§ **Data for this task**
━━━━━━━━━━━━━━━━━━━━━━━━━━━━━━
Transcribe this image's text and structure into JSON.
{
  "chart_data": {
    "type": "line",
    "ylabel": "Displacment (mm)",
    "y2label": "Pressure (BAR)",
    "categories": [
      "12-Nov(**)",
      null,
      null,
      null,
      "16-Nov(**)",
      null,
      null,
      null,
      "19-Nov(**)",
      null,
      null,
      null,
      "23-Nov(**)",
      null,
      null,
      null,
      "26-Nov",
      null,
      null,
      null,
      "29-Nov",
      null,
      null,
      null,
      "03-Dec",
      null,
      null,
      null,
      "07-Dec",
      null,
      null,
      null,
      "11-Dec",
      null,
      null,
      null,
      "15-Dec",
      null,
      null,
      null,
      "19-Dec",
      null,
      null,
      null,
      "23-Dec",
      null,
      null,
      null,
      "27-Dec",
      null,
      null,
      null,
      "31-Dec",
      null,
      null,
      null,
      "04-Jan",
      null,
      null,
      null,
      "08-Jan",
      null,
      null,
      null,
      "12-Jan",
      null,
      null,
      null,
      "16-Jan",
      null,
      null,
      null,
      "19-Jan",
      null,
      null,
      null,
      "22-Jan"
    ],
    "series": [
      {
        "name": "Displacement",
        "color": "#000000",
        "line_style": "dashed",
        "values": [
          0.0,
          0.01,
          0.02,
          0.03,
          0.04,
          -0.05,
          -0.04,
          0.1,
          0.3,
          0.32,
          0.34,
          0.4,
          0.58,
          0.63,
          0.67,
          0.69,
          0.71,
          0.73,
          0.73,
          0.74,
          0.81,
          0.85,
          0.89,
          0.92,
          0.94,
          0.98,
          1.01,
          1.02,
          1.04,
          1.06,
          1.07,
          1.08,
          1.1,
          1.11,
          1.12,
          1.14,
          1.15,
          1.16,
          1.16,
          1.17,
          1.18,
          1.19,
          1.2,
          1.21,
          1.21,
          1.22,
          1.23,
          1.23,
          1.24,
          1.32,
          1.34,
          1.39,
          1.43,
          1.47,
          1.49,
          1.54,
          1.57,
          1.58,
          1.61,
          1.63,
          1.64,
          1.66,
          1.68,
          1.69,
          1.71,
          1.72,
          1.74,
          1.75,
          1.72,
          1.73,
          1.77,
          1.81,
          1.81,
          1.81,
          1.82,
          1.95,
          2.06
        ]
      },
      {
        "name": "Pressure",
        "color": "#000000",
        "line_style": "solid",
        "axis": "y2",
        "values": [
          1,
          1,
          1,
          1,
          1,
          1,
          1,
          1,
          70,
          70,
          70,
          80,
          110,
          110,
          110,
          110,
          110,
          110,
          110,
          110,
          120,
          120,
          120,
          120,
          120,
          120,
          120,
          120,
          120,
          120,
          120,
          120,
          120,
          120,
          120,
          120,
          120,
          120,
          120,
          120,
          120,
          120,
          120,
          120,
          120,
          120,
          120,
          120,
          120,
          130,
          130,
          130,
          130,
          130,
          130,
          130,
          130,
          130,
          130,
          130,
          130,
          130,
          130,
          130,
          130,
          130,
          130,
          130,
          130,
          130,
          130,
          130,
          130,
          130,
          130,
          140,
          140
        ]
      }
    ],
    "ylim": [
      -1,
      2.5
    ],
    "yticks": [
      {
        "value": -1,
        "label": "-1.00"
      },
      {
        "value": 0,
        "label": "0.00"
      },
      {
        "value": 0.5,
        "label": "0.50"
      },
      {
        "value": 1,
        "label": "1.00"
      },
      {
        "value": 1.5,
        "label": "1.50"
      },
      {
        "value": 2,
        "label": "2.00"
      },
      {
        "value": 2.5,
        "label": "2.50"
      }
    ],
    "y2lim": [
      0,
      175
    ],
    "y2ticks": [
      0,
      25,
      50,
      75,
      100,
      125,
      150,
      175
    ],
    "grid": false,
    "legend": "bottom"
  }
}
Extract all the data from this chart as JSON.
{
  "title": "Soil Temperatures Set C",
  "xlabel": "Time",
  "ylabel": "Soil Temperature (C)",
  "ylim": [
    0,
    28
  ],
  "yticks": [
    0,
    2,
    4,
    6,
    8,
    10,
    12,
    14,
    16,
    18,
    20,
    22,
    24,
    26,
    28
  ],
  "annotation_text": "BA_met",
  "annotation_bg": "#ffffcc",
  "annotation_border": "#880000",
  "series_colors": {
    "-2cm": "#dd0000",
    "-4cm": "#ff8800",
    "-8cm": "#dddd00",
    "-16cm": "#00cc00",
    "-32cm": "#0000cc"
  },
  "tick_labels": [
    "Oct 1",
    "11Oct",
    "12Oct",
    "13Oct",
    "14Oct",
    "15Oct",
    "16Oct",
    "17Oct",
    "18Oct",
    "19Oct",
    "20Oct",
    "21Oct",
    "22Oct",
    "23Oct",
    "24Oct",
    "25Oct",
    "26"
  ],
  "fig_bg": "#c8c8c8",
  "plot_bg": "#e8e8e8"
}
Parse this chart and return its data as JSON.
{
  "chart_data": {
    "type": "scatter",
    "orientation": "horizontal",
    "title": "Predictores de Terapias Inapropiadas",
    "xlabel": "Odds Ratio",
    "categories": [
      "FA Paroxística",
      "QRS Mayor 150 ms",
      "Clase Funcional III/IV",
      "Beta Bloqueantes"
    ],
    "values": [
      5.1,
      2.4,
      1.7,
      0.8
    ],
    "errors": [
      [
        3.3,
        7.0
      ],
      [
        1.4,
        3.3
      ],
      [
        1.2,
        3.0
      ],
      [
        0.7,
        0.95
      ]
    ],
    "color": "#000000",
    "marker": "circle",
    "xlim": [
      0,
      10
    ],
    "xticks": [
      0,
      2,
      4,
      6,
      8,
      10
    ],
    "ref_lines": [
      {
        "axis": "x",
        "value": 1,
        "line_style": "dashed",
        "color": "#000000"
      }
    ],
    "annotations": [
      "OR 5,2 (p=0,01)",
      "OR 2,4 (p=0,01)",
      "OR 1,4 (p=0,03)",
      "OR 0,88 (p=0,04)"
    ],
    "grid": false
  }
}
━━━━━━━━━━━━━━━━━━━━━━━━━━━━━━
§ **Set problem**
Please quote the records above exactly, without skipping a line.

§ **Answer to this task**
Transcribe this image's text and structure into JSON.
{
  "chart_data": {
    "type": "line",
    "ylabel": "Displacment (mm)",
    "y2label": "Pressure (BAR)",
    "categories": [
      "12-Nov(**)",
      null,
      null,
      null,
      "16-Nov(**)",
      null,
      null,
      null,
      "19-Nov(**)",
      null,
      null,
      null,
      "23-Nov(**)",
      null,
      null,
      null,
      "26-Nov",
      null,
      null,
      null,
      "29-Nov",
      null,
      null,
      null,
      "03-Dec",
      null,
      null,
      null,
      "07-Dec",
      null,
      null,
      null,
      "11-Dec",
      null,
      null,
      null,
      "15-Dec",
      null,
      null,
      null,
      "19-Dec",
      null,
      null,
      null,
      "23-Dec",
      null,
      null,
      null,
      "27-Dec",
      null,
      null,
      null,
      "31-Dec",
      null,
      null,
      null,
      "04-Jan",
      null,
      null,
      null,
      "08-Jan",
      null,
      null,
      null,
      "12-Jan",
      null,
      null,
      null,
      "16-Jan",
      null,
      null,
      null,
      "19-Jan",
      null,
      null,
      null,
      "22-Jan"
    ],
    "series": [
      {
        "name": "Displacement",
        "color": "#000000",
        "line_style": "dashed",
        "values": [
          0.0,
          0.01,
          0.02,
          0.03,
          0.04,
          -0.05,
          -0.04,
          0.1,
          0.3,
          0.32,
          0.34,
          0.4,
          0.58,
          0.63,
          0.67,
          0.69,
          0.71,
          0.73,
          0.73,
          0.74,
          0.81,
          0.85,
          0.89,
          0.92,
          0.94,
          0.98,
          1.01,
          1.02,
          1.04,
          1.06,
          1.07,
          1.08,
          1.1,
          1.11,
          1.12,
          1.14,
          1.15,
          1.16,
          1.16,
          1.17,
          1.18,
          1.19,
          1.2,
          1.21,
          1.21,
          1.22,
          1.23,
          1.23,
          1.24,
          1.32,
          1.34,
          1.39,
          1.43,
          1.47,
          1.49,
          1.54,
          1.57,
          1.58,
          1.61,
          1.63,
          1.64,
          1.66,
          1.68,
          1.69,
          1.71,
          1.72,
          1.74,
          1.75,
          1.72,
          1.73,
          1.77,
          1.81,
          1.81,
          1.81,
          1.82,
          1.95,
          2.06
        ]
      },
      {
        "name": "Pressure",
        "color": "#000000",
        "line_style": "solid",
        "axis": "y2",
        "values": [
          1,
          1,
          1,
          1,
          1,
          1,
          1,
          1,
          70,
          70,
          70,
          80,
          110,
          110,
          110,
          110,
          110,
          110,
          110,
          110,
          120,
          120,
          120,
          120,
          120,
          120,
          120,
          120,
          120,
          120,
          120,
          120,
          120,
          120,
          120,
          120,
          120,
          120,
          120,
          120,
          120,
          120,
          120,
          120,
          120,
          120,
          120,
          120,
          120,
          130,
          130,
          130,
          130,
          130,
          130,
          130,
          130,
          130,
          130,
          130,
          130,
          130,
          130,
          130,
          130,
          130,
          130,
          130,
          130,
          130,
          130,
          130,
          130,
          130,
          130,
          140,
          140
        ]
      }
    ],
    "ylim": [
      -1,
      2.5
    ],
    "yticks": [
      {
        "value": -1,
        "label": "-1.00"
      },
      {
        "value": 0,
        "label": "0.00"
      },
      {
        "value": 0.5,
        "label": "0.50"
      },
      {
        "value": 1,
        "label": "1.00"
      },
      {
        "value": 1.5,
        "label": "1.50"
      },
      {
        "value": 2,
        "label": "2.00"
      },
      {
        "value": 2.5,
        "label": "2.50"
      }
    ],
    "y2lim": [
      0,
      175
    ],
    "y2ticks": [
      0,
      25,
      50,
      75,
      100,
      125,
      150,
      175
    ],
    "grid": false,
    "legend": "bottom"
  }
}
Extract all the data from this chart as JSON.
{
  "title": "Soil Temperatures Set C",
  "xlabel": "Time",
  "ylabel": "Soil Temperature (C)",
  "ylim": [
    0,
    28
  ],
  "yticks": [
    0,
    2,
    4,
    6,
    8,
    10,
    12,
    14,
    16,
    18,
    20,
    22,
    24,
    26,
    28
  ],
  "annotation_text": "BA_met",
  "annotation_bg": "#ffffcc",
  "annotation_border": "#880000",
  "series_colors": {
    "-2cm": "#dd0000",
    "-4cm": "#ff8800",
    "-8cm": "#dddd00",
    "-16cm": "#00cc00",
    "-32cm": "#0000cc"
  },
  "tick_labels": [
    "Oct 1",
    "11Oct",
    "12Oct",
    "13Oct",
    "14Oct",
    "15Oct",
    "16Oct",
    "17Oct",
    "18Oct",
    "19Oct",
    "20Oct",
    "21Oct",
    "22Oct",
    "23Oct",
    "24Oct",
    "25Oct",
    "26"
  ],
  "fig_bg": "#c8c8c8",
  "plot_bg": "#e8e8e8"
}
Parse this chart and return its data as JSON.
{
  "chart_data": {
    "type": "scatter",
    "orientation": "horizontal",
    "title": "Predictores de Terapias Inapropiadas",
    "xlabel": "Odds Ratio",
    "categories": [
      "FA Paroxística",
      "QRS Mayor 150 ms",
      "Clase Funcional III/IV",
      "Beta Bloqueantes"
    ],
    "values": [
      5.1,
      2.4,
      1.7,
      0.8
    ],
    "errors": [
      [
        3.3,
        7.0
      ],
      [
        1.4,
        3.3
      ],
      [
        1.2,
        3.0
      ],
      [
        0.7,
        0.95
      ]
    ],
    "color": "#000000",
    "marker": "circle",
    "xlim": [
      0,
      10
    ],
    "xticks": [
      0,
      2,
      4,
      6,
      8,
      10
    ],
    "ref_lines": [
      {
        "axis": "x",
        "value": 1,
        "line_style": "dashed",
        "color": "#000000"
      }
    ],
    "annotations": [
      "OR 5,2 (p=0,01)",
      "OR 2,4 (p=0,01)",
      "OR 1,4 (p=0,03)",
      "OR 0,88 (p=0,04)"
    ],
    "grid": false
  }
}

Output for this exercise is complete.